→ **Task brief**: Reproduce all entries word for word.

========

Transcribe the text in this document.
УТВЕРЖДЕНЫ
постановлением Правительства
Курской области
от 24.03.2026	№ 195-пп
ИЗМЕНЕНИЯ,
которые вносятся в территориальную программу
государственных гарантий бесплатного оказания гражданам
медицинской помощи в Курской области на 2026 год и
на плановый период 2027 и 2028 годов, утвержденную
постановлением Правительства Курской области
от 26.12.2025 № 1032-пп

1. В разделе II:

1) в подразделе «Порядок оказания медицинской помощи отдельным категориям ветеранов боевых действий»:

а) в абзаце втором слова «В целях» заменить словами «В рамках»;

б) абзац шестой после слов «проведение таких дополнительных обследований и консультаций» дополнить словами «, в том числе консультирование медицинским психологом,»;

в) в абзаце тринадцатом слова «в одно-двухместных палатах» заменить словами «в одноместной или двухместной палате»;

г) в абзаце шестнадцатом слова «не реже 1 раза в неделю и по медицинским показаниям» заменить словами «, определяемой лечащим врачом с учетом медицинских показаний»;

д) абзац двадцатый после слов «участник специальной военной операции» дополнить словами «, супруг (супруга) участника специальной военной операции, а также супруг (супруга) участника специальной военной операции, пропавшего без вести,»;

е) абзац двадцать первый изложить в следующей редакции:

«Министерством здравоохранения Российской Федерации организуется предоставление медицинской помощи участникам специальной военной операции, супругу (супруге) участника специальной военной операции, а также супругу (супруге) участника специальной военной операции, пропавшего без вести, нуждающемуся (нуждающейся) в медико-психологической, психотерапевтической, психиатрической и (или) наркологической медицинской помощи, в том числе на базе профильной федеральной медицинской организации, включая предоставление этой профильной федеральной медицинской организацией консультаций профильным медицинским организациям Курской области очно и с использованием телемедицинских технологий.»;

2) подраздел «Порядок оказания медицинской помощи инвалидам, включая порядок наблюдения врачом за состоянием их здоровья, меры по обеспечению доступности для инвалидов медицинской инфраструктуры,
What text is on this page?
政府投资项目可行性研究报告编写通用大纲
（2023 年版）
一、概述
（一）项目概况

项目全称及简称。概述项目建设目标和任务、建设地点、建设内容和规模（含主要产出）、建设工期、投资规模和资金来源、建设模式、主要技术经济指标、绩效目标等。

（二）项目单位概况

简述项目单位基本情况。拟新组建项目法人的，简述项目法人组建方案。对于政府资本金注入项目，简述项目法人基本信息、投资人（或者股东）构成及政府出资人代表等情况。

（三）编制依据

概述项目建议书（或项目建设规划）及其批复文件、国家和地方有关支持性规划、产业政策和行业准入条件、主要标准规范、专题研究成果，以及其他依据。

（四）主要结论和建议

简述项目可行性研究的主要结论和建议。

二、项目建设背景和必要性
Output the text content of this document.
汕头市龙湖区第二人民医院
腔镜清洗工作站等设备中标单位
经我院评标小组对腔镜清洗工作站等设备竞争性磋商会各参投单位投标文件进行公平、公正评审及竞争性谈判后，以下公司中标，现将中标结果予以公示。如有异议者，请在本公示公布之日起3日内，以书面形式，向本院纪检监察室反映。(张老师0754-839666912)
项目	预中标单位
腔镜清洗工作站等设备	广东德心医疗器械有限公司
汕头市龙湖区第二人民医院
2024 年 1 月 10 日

========

→ **Response**:
Transcribe the text in this document.
УТВЕРЖДЕНЫ
постановлением Правительства
Курской области
от 24.03.2026	№ 195-пп
ИЗМЕНЕНИЯ,
которые вносятся в территориальную программу
государственных гарантий бесплатного оказания гражданам
медицинской помощи в Курской области на 2026 год и
на плановый период 2027 и 2028 годов, утвержденную
постановлением Правительства Курской области
от 26.12.2025 № 1032-пп

1. В разделе II:

1) в подразделе «Порядок оказания медицинской помощи отдельным категориям ветеранов боевых действий»:

а) в абзаце втором слова «В целях» заменить словами «В рамках»;

б) абзац шестой после слов «проведение таких дополнительных обследований и консультаций» дополнить словами «, в том числе консультирование медицинским психологом,»;

в) в абзаце тринадцатом слова «в одно-двухместных палатах» заменить словами «в одноместной или двухместной палате»;

г) в абзаце шестнадцатом слова «не реже 1 раза в неделю и по медицинским показаниям» заменить словами «, определяемой лечащим врачом с учетом медицинских показаний»;

д) абзац двадцатый после слов «участник специальной военной операции» дополнить словами «, супруг (супруга) участника специальной военной операции, а также супруг (супруга) участника специальной военной операции, пропавшего без вести,»;

е) абзац двадцать первый изложить в следующей редакции:

«Министерством здравоохранения Российской Федерации организуется предоставление медицинской помощи участникам специальной военной операции, супругу (супруге) участника специальной военной операции, а также супругу (супруге) участника специальной военной операции, пропавшего без вести, нуждающемуся (нуждающейся) в медико-психологической, психотерапевтической, психиатрической и (или) наркологической медицинской помощи, в том числе на базе профильной федеральной медицинской организации, включая предоставление этой профильной федеральной медицинской организацией консультаций профильным медицинским организациям Курской области очно и с использованием телемедицинских технологий.»;

2) подраздел «Порядок оказания медицинской помощи инвалидам, включая порядок наблюдения врачом за состоянием их здоровья, меры по обеспечению доступности для инвалидов медицинской инфраструктуры,
What text is on this page?
政府投资项目可行性研究报告编写通用大纲
（2023 年版）
一、概述
（一）项目概况

项目全称及简称。概述项目建设目标和任务、建设地点、建设内容和规模（含主要产出）、建设工期、投资规模和资金来源、建设模式、主要技术经济指标、绩效目标等。

（二）项目单位概况

简述项目单位基本情况。拟新组建项目法人的，简述项目法人组建方案。对于政府资本金注入项目，简述项目法人基本信息、投资人（或者股东）构成及政府出资人代表等情况。

（三）编制依据

概述项目建议书（或项目建设规划）及其批复文件、国家和地方有关支持性规划、产业政策和行业准入条件、主要标准规范、专题研究成果，以及其他依据。

（四）主要结论和建议

简述项目可行性研究的主要结论和建议。

二、项目建设背景和必要性
Output the text content of this document.
汕头市龙湖区第二人民医院
腔镜清洗工作站等设备中标单位
经我院评标小组对腔镜清洗工作站等设备竞争性磋商会各参投单位投标文件进行公平、公正评审及竞争性谈判后，以下公司中标，现将中标结果予以公示。如有异议者，请在本公示公布之日起3日内，以书面形式，向本院纪检监察室反映。(张老师0754-839666912)
项目	预中标单位
腔镜清洗工作站等设备	广东德心医疗器械有限公司
汕头市龙湖区第二人民医院
2024 年 1 月 10 日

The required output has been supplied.